Scan the data for "image" and copy the lines it appears in.

Chart and figure data

Start

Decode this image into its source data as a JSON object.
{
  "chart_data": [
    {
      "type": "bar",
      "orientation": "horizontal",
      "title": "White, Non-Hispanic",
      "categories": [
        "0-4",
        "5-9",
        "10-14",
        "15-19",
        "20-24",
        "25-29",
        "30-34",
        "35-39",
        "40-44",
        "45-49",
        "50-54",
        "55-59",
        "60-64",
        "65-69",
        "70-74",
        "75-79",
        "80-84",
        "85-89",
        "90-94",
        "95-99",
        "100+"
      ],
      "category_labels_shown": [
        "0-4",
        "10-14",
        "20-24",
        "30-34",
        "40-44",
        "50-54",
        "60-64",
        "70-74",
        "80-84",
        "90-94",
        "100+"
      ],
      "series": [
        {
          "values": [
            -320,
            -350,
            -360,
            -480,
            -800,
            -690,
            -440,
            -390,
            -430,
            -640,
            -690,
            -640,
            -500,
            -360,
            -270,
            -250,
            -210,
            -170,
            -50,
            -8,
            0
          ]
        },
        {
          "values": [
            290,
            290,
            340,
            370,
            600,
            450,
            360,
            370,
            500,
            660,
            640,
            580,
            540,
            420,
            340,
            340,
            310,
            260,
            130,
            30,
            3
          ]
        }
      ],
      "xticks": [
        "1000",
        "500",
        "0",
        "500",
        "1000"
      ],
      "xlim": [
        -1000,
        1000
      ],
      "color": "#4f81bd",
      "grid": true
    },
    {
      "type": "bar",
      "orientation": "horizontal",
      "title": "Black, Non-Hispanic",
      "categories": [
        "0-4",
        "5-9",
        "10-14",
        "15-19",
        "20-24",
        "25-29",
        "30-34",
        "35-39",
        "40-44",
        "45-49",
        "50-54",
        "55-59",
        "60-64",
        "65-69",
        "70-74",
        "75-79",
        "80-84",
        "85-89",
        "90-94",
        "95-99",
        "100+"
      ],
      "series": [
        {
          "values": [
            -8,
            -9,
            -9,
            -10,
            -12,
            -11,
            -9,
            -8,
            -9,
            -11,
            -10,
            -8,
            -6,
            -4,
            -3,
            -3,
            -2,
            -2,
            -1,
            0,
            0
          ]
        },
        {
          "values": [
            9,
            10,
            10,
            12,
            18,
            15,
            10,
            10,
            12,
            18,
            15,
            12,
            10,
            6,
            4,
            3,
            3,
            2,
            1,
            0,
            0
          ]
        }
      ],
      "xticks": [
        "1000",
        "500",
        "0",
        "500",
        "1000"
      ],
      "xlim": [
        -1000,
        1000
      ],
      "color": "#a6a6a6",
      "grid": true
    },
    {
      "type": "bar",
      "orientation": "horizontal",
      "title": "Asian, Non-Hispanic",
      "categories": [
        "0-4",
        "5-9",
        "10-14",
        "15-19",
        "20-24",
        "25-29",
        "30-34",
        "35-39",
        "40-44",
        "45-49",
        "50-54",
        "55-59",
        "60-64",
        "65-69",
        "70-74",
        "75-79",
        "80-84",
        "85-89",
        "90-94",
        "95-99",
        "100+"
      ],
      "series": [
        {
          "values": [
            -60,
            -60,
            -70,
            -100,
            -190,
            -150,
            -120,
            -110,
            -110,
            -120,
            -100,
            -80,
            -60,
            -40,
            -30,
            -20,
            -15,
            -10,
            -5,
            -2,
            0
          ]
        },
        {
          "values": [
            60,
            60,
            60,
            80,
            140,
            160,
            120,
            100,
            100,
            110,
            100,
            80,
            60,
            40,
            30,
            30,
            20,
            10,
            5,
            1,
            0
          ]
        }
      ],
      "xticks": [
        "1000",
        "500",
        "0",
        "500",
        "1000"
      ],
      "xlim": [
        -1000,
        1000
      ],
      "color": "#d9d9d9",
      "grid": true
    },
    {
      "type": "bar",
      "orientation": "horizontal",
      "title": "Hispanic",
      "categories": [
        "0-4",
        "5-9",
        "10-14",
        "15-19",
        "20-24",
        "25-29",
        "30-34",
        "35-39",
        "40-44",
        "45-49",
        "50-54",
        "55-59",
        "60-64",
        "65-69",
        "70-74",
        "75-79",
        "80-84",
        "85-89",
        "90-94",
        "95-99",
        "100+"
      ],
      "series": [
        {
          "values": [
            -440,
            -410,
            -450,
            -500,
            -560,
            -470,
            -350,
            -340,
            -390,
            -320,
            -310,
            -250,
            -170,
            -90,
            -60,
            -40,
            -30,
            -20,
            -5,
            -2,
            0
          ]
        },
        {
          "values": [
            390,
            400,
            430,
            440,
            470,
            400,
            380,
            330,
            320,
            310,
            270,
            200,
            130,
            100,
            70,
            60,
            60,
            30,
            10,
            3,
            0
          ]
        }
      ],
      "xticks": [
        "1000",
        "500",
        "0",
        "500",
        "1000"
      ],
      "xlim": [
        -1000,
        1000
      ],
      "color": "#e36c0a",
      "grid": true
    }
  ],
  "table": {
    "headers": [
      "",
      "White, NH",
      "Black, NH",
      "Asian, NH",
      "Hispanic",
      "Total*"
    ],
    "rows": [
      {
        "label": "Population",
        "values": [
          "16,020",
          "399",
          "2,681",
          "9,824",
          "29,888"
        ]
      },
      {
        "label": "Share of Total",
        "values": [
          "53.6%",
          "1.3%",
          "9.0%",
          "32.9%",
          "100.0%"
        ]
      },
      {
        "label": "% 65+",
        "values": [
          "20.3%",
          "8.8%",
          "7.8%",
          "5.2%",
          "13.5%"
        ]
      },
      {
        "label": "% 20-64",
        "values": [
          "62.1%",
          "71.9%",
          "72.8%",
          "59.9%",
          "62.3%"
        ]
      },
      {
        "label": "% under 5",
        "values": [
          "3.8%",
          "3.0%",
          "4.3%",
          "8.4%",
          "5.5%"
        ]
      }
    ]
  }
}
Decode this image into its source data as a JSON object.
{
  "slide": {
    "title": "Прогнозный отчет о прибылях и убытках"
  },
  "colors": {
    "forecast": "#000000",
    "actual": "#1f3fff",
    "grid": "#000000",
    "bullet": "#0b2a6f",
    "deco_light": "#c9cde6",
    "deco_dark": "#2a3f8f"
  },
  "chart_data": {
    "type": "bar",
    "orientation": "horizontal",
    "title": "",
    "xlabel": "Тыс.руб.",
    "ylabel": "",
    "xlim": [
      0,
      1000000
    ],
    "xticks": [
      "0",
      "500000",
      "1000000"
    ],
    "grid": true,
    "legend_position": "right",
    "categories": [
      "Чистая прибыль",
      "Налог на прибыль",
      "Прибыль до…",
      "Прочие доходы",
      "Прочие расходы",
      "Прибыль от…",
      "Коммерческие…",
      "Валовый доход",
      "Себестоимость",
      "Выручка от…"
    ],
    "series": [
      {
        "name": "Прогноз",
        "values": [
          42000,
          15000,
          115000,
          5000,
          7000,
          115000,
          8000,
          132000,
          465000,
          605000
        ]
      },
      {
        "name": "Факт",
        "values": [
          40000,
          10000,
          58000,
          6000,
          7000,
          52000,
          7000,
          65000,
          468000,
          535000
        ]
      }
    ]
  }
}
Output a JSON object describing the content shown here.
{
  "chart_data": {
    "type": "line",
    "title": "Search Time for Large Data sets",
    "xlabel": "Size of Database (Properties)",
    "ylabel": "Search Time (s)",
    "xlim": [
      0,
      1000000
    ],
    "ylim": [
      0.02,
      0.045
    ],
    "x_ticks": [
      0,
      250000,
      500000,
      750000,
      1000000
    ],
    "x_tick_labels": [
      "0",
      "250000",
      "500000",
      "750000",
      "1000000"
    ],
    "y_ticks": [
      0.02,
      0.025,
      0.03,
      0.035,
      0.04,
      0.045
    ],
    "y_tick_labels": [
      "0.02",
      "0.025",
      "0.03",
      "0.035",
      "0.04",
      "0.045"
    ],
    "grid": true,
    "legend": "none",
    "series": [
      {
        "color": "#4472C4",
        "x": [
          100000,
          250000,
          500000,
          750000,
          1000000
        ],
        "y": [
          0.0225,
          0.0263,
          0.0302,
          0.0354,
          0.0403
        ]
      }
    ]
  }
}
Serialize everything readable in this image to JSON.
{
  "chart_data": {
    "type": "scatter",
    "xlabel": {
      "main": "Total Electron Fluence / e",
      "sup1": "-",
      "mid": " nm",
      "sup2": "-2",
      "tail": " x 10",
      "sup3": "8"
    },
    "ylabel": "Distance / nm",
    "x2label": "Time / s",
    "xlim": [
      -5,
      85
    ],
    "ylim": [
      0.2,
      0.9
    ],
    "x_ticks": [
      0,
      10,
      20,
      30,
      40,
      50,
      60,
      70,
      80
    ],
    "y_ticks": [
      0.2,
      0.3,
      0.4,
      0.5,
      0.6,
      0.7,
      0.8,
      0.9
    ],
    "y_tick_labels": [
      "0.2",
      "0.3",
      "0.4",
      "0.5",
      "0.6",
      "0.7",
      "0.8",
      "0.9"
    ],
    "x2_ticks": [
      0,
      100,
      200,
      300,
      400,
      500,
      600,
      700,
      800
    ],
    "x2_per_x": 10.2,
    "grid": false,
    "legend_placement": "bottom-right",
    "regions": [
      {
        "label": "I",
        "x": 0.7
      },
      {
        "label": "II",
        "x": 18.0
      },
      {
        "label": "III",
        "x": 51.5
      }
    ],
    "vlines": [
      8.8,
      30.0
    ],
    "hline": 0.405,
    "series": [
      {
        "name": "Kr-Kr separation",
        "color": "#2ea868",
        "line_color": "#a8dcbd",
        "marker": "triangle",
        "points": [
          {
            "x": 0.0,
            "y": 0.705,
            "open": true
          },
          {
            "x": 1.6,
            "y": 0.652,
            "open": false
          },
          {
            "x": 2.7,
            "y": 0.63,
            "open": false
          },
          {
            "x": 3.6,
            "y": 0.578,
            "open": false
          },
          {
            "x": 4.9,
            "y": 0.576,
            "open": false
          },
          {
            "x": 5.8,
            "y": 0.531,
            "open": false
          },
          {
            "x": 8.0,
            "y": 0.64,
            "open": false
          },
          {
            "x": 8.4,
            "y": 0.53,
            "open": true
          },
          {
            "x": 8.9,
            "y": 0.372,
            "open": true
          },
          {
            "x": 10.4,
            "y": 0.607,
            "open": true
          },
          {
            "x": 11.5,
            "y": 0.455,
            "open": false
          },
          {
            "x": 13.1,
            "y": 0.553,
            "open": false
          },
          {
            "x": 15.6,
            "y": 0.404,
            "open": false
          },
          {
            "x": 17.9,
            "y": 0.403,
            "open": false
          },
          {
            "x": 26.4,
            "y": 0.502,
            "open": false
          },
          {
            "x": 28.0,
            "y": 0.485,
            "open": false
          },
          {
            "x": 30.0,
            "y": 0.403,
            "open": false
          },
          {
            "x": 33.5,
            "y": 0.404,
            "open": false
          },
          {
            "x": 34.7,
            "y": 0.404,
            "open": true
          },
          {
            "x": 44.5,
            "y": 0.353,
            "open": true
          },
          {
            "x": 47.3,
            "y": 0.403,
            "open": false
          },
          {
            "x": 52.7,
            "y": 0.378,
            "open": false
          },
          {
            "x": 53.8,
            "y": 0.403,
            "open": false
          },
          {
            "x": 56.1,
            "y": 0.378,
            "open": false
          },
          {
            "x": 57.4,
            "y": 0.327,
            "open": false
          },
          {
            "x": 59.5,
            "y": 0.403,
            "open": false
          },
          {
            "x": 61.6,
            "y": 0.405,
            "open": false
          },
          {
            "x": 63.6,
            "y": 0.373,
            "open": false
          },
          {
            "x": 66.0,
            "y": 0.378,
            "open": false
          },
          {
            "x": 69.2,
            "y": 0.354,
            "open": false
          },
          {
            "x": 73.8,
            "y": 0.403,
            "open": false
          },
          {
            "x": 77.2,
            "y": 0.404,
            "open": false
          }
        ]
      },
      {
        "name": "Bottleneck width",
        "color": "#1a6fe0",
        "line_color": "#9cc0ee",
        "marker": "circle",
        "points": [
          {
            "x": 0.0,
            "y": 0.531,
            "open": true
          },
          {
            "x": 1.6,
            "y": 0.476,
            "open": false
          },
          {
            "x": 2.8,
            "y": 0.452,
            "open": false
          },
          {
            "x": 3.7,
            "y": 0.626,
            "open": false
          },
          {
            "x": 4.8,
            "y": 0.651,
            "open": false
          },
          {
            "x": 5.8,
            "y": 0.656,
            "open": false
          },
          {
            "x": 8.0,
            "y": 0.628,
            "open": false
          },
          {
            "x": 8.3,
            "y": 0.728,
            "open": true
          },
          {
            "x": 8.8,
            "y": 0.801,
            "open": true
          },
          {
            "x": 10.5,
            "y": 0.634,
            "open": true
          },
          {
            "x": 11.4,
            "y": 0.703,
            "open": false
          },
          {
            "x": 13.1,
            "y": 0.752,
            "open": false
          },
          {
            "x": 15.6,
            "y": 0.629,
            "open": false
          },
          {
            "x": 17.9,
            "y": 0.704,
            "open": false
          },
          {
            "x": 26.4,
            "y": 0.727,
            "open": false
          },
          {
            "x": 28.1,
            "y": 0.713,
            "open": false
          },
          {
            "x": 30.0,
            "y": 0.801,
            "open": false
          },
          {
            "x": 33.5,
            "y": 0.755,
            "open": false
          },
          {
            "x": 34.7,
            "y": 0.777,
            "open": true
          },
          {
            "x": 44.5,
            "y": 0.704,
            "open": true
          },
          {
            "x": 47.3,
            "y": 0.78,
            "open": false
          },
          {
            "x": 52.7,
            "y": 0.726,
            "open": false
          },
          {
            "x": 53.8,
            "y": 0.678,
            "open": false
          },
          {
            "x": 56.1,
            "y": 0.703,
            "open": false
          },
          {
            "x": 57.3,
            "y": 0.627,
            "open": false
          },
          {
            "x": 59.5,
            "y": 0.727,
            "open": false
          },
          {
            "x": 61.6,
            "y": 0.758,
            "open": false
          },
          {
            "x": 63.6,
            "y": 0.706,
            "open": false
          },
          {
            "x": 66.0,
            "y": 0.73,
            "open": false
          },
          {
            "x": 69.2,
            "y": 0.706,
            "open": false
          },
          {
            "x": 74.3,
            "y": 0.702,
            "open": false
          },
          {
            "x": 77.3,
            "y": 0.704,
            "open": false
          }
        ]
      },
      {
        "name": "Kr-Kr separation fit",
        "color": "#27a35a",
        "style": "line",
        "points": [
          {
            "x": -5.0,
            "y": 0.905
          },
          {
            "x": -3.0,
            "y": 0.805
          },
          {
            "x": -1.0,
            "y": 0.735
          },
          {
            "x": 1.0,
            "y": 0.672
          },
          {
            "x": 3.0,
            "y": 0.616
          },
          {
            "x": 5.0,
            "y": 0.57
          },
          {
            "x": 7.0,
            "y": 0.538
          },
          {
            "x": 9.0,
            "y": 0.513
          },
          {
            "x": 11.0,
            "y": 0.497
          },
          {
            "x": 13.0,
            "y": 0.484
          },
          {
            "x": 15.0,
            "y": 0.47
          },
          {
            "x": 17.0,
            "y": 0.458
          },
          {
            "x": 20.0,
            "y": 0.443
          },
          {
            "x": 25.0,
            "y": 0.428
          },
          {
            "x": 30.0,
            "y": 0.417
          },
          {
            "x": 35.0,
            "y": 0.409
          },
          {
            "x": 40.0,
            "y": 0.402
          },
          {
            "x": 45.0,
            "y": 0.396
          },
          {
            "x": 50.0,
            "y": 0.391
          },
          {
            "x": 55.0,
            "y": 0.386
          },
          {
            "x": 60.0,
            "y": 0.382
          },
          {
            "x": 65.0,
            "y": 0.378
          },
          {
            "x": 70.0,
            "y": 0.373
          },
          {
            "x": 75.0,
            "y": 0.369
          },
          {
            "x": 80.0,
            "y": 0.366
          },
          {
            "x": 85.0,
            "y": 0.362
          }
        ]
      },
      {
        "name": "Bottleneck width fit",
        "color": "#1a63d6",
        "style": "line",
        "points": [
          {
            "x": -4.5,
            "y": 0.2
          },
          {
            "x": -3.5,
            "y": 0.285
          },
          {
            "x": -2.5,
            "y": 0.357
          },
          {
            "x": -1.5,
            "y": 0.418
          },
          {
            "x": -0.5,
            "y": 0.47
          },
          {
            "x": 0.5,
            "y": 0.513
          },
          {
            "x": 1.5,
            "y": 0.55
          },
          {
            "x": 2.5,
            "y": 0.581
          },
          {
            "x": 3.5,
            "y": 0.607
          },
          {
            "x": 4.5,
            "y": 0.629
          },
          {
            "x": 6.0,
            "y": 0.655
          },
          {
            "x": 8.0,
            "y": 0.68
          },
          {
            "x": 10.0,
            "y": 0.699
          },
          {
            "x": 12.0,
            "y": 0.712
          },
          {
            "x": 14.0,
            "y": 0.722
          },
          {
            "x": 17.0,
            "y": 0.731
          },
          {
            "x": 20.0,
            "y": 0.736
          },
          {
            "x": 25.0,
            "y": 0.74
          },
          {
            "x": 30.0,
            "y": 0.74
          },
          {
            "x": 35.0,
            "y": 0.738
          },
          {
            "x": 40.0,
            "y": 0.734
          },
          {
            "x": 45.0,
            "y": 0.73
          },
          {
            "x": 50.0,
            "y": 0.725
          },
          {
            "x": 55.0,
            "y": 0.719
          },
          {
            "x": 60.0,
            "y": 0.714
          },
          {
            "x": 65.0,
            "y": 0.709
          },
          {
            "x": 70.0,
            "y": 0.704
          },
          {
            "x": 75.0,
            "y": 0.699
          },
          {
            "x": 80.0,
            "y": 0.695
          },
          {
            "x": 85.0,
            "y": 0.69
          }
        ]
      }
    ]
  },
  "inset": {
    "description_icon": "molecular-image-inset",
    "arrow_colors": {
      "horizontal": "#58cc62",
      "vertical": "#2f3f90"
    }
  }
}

End

**The result:**
Decode this image into its source data as a JSON object.
Decode this image into its source data as a JSON object.
Serialize everything readable in this image to JSON.
    "description_icon": "molecular-image-inset",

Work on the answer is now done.